[A run of records]
>> START
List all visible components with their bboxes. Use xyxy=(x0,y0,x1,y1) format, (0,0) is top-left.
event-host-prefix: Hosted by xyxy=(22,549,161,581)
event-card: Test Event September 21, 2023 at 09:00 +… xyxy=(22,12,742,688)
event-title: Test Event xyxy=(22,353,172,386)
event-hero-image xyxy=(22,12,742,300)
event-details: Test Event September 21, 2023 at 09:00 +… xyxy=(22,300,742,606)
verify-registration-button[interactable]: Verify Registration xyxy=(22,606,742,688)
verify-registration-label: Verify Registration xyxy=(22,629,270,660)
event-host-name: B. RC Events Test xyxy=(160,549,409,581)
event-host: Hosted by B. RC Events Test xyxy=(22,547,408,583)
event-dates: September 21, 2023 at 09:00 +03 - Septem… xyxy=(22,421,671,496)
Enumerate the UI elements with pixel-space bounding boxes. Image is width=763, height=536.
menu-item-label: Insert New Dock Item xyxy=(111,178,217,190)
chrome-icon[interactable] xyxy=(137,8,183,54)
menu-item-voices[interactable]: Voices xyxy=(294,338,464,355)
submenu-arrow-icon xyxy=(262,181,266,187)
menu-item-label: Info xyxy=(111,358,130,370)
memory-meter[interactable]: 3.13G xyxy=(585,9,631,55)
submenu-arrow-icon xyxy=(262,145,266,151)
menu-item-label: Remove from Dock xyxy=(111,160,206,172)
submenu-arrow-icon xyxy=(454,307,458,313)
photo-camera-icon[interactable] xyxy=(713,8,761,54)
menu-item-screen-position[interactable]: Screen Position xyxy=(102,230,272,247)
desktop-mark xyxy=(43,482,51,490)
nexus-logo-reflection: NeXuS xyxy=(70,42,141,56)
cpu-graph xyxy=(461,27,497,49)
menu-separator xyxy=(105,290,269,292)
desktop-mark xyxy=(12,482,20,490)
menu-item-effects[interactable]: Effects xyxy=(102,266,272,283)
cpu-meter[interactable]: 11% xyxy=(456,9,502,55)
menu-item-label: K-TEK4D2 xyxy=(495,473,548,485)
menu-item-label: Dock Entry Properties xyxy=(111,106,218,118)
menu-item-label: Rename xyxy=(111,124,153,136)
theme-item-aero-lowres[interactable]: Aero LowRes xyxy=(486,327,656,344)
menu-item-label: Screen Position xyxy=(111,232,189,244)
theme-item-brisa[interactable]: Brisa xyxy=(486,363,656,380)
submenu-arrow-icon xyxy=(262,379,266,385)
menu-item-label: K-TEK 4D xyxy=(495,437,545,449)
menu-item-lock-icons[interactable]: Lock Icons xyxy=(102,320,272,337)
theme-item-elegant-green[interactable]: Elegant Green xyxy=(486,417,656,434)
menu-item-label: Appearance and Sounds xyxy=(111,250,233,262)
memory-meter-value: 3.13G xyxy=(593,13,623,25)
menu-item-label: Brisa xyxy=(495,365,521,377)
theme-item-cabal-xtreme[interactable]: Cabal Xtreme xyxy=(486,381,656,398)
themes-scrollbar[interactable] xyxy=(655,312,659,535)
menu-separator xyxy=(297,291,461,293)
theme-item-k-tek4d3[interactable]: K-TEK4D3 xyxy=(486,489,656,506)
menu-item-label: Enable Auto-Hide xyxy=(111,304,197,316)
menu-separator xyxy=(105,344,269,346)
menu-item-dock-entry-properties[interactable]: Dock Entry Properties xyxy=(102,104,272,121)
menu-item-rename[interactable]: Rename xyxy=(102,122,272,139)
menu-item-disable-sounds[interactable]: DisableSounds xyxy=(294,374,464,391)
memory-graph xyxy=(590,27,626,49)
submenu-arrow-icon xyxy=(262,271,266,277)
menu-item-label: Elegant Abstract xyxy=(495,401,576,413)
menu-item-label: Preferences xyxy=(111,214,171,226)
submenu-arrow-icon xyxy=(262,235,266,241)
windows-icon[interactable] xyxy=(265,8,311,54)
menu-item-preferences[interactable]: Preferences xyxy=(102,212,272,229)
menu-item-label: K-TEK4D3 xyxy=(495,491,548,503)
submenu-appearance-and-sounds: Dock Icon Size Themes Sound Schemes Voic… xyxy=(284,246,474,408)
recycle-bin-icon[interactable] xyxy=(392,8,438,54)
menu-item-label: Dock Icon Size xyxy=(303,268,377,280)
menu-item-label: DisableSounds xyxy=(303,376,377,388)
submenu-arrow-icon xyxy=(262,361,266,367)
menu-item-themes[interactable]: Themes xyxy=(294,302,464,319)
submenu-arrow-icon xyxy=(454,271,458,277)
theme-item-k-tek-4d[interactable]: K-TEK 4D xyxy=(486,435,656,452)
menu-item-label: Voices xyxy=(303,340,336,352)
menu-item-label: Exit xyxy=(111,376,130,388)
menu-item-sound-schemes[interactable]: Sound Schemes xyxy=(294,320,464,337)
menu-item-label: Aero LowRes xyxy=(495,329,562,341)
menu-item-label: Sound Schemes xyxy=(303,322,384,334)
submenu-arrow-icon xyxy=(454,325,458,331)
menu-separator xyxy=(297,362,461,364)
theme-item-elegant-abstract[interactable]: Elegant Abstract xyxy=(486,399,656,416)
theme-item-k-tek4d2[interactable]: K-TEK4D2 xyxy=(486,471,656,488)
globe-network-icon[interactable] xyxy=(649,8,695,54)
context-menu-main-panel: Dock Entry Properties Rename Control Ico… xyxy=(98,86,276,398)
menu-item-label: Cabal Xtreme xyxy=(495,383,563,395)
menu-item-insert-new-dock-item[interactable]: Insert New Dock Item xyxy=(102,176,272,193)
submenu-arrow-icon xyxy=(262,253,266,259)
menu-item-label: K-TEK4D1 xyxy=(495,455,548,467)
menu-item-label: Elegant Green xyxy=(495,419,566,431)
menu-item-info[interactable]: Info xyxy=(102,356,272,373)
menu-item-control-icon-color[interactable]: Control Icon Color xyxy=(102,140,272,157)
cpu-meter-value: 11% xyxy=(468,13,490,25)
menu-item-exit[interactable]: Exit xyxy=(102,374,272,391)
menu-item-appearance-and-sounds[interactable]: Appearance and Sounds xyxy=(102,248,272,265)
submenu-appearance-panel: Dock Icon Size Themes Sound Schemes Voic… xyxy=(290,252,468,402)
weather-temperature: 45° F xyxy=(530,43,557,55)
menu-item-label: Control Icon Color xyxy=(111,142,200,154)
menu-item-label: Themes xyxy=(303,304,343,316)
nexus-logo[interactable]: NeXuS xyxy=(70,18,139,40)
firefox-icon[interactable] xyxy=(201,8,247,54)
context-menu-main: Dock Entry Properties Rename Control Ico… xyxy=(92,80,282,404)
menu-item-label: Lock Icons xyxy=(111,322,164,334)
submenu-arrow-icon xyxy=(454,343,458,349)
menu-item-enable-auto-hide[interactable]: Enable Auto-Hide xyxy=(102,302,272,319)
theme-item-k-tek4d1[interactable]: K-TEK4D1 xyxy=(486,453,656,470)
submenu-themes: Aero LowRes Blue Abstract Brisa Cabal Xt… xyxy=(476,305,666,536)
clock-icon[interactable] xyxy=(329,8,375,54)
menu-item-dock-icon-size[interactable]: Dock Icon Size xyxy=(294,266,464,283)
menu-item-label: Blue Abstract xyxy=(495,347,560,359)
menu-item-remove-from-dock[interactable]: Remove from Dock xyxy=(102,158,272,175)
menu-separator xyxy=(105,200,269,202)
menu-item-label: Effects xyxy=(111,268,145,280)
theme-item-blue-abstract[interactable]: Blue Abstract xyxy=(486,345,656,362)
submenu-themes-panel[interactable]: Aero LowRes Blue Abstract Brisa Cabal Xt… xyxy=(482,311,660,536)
>> END
_AIM_
Change "event-hero-image" to "event-banner-image" in the lines from the first one up to and including the line with "event-details: Test Event", and write out those lines again with everything else left as it is.

_RESULT FOR THIS TASK_
List all visible components with their bboxes. Use xyxy=(x0,y0,x1,y1) format, (0,0) is top-left.
event-host-prefix: Hosted by xyxy=(22,549,161,581)
event-card: Test Event September 21, 2023 at 09:00 +… xyxy=(22,12,742,688)
event-title: Test Event xyxy=(22,353,172,386)
event-banner-image xyxy=(22,12,742,300)
event-details: Test Event September 21, 2023 at 09:00 +… xyxy=(22,300,742,606)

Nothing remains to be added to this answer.